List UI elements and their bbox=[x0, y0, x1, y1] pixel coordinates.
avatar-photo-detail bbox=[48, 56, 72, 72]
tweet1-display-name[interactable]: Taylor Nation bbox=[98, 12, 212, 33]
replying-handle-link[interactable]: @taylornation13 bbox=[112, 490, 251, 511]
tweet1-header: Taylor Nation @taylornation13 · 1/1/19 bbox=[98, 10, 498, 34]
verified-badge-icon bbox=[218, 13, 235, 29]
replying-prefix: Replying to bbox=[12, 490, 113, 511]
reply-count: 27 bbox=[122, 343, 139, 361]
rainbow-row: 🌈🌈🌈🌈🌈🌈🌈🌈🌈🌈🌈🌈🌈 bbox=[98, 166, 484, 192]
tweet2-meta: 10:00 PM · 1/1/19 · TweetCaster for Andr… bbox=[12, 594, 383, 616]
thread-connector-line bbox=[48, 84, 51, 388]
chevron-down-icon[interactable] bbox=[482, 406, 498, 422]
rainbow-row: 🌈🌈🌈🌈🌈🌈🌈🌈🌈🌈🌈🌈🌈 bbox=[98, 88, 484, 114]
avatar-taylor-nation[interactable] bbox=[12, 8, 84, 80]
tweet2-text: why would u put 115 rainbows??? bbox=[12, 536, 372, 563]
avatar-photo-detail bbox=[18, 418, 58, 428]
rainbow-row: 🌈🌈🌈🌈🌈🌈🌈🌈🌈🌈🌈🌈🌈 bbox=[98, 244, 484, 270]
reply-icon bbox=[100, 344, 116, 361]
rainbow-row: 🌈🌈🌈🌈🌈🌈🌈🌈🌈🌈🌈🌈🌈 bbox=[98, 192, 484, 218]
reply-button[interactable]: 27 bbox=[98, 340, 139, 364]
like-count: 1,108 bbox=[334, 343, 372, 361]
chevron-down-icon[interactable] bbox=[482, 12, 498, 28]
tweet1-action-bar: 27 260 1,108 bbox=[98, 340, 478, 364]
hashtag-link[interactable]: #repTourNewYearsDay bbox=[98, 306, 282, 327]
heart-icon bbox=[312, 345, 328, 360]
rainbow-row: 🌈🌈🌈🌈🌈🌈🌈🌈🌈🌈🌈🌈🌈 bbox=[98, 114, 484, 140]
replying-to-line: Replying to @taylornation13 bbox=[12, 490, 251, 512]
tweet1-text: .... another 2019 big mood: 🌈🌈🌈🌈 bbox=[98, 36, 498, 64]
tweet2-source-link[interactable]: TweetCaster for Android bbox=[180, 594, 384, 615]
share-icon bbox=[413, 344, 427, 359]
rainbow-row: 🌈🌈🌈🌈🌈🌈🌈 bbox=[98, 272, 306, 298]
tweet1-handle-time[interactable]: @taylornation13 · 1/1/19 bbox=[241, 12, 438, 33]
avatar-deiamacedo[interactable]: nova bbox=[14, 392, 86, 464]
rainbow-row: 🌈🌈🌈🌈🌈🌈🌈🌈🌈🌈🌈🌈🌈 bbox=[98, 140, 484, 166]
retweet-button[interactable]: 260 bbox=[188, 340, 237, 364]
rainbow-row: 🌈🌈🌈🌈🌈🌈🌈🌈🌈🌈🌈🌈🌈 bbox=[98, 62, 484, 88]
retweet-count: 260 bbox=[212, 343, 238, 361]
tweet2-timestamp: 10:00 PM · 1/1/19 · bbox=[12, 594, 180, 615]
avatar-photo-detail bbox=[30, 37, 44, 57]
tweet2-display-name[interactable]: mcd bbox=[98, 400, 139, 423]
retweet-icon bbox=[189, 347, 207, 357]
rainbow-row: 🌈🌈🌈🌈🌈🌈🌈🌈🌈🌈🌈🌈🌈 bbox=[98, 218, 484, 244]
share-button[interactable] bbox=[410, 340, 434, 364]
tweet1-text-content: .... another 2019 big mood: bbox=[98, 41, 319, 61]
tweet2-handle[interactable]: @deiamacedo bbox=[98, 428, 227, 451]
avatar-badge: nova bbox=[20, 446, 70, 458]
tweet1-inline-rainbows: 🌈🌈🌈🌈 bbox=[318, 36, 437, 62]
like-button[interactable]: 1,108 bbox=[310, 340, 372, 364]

## THE REQUEST
Please reproduce every line of the data above verbatim.

## PROBLEM SOLUTION
List UI elements and their bbox=[x0, y0, x1, y1] pixel coordinates.
avatar-photo-detail bbox=[48, 56, 72, 72]
tweet1-display-name[interactable]: Taylor Nation bbox=[98, 12, 212, 33]
replying-handle-link[interactable]: @taylornation13 bbox=[112, 490, 251, 511]
tweet1-header: Taylor Nation @taylornation13 · 1/1/19 bbox=[98, 10, 498, 34]
verified-badge-icon bbox=[218, 13, 235, 29]
replying-prefix: Replying to bbox=[12, 490, 113, 511]
reply-count: 27 bbox=[122, 343, 139, 361]
rainbow-row: 🌈🌈🌈🌈🌈🌈🌈🌈🌈🌈🌈🌈🌈 bbox=[98, 166, 484, 192]
tweet2-meta: 10:00 PM · 1/1/19 · TweetCaster for Andr… bbox=[12, 594, 383, 616]
thread-connector-line bbox=[48, 84, 51, 388]
chevron-down-icon[interactable] bbox=[482, 406, 498, 422]
rainbow-row: 🌈🌈🌈🌈🌈🌈🌈🌈🌈🌈🌈🌈🌈 bbox=[98, 88, 484, 114]
avatar-taylor-nation[interactable] bbox=[12, 8, 84, 80]
tweet2-text: why would u put 115 rainbows??? bbox=[12, 536, 372, 563]
avatar-photo-detail bbox=[18, 418, 58, 428]
rainbow-row: 🌈🌈🌈🌈🌈🌈🌈🌈🌈🌈🌈🌈🌈 bbox=[98, 244, 484, 270]
reply-icon bbox=[100, 344, 116, 361]
rainbow-row: 🌈🌈🌈🌈🌈🌈🌈🌈🌈🌈🌈🌈🌈 bbox=[98, 192, 484, 218]
reply-button[interactable]: 27 bbox=[98, 340, 139, 364]
like-count: 1,108 bbox=[334, 343, 372, 361]
chevron-down-icon[interactable] bbox=[482, 12, 498, 28]
tweet1-action-bar: 27 260 1,108 bbox=[98, 340, 478, 364]
hashtag-link[interactable]: #repTourNewYearsDay bbox=[98, 306, 282, 327]
heart-icon bbox=[312, 345, 328, 360]
rainbow-row: 🌈🌈🌈🌈🌈🌈🌈🌈🌈🌈🌈🌈🌈 bbox=[98, 114, 484, 140]
replying-to-line: Replying to @taylornation13 bbox=[12, 490, 251, 512]
tweet1-text: .... another 2019 big mood: 🌈🌈🌈🌈 bbox=[98, 36, 498, 64]
tweet2-source-link[interactable]: TweetCaster for Android bbox=[180, 594, 384, 615]
share-icon bbox=[413, 344, 427, 359]
rainbow-row: 🌈🌈🌈🌈🌈🌈🌈 bbox=[98, 272, 306, 298]
tweet1-handle-time[interactable]: @taylornation13 · 1/1/19 bbox=[241, 12, 438, 33]
avatar-deiamacedo[interactable]: nova bbox=[14, 392, 86, 464]
rainbow-row: 🌈🌈🌈🌈🌈🌈🌈🌈🌈🌈🌈🌈🌈 bbox=[98, 140, 484, 166]
retweet-button[interactable]: 260 bbox=[188, 340, 237, 364]
rainbow-row: 🌈🌈🌈🌈🌈🌈🌈🌈🌈🌈🌈🌈🌈 bbox=[98, 62, 484, 88]
retweet-count: 260 bbox=[212, 343, 238, 361]
tweet2-timestamp: 10:00 PM · 1/1/19 · bbox=[12, 594, 180, 615]
avatar-photo-detail bbox=[30, 37, 44, 57]
tweet2-display-name[interactable]: mcd bbox=[98, 400, 139, 423]
retweet-icon bbox=[189, 347, 207, 357]
rainbow-row: 🌈🌈🌈🌈🌈🌈🌈🌈🌈🌈🌈🌈🌈 bbox=[98, 218, 484, 244]
share-button[interactable] bbox=[410, 340, 434, 364]
tweet1-text-content: .... another 2019 big mood: bbox=[98, 41, 319, 61]
tweet2-handle[interactable]: @deiamacedo bbox=[98, 428, 227, 451]
avatar-badge: nova bbox=[20, 446, 70, 458]
tweet1-inline-rainbows: 🌈🌈🌈🌈 bbox=[318, 36, 437, 62]
like-button[interactable]: 1,108 bbox=[310, 340, 372, 364]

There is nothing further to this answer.